Task prompt.
Search the listing below for the string "label" and copy every line where it occurs.

Information given.
----------
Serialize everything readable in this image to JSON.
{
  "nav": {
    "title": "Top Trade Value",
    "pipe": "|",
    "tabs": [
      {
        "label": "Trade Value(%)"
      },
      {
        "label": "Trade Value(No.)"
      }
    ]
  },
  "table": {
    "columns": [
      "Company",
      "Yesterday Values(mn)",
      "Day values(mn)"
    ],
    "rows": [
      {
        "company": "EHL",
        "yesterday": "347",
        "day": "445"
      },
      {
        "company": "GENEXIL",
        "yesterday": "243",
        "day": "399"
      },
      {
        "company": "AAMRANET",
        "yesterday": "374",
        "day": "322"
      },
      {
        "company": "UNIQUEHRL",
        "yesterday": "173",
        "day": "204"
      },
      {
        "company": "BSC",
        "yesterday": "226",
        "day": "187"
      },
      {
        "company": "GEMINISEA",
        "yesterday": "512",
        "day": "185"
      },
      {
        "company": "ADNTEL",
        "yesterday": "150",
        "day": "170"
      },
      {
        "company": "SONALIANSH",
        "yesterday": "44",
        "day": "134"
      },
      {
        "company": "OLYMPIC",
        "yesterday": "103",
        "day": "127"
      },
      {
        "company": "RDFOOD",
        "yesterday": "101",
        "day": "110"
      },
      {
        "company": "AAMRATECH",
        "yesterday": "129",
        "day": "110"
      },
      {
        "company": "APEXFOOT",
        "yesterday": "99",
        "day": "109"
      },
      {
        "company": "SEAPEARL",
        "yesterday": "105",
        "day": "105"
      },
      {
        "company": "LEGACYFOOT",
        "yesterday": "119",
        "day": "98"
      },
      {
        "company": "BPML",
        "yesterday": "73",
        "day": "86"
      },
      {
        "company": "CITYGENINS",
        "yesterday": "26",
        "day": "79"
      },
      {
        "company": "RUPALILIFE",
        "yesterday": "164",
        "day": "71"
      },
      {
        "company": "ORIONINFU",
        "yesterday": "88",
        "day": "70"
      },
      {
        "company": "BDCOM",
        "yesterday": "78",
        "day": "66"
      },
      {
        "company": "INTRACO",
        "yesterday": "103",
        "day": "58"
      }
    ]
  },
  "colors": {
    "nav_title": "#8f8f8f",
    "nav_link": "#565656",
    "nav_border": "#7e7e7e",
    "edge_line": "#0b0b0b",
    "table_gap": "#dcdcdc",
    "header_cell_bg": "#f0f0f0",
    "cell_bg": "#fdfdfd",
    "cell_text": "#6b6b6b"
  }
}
----------
Answer below.
        "label": "Trade Value(%)"
        "label": "Trade Value(No.)"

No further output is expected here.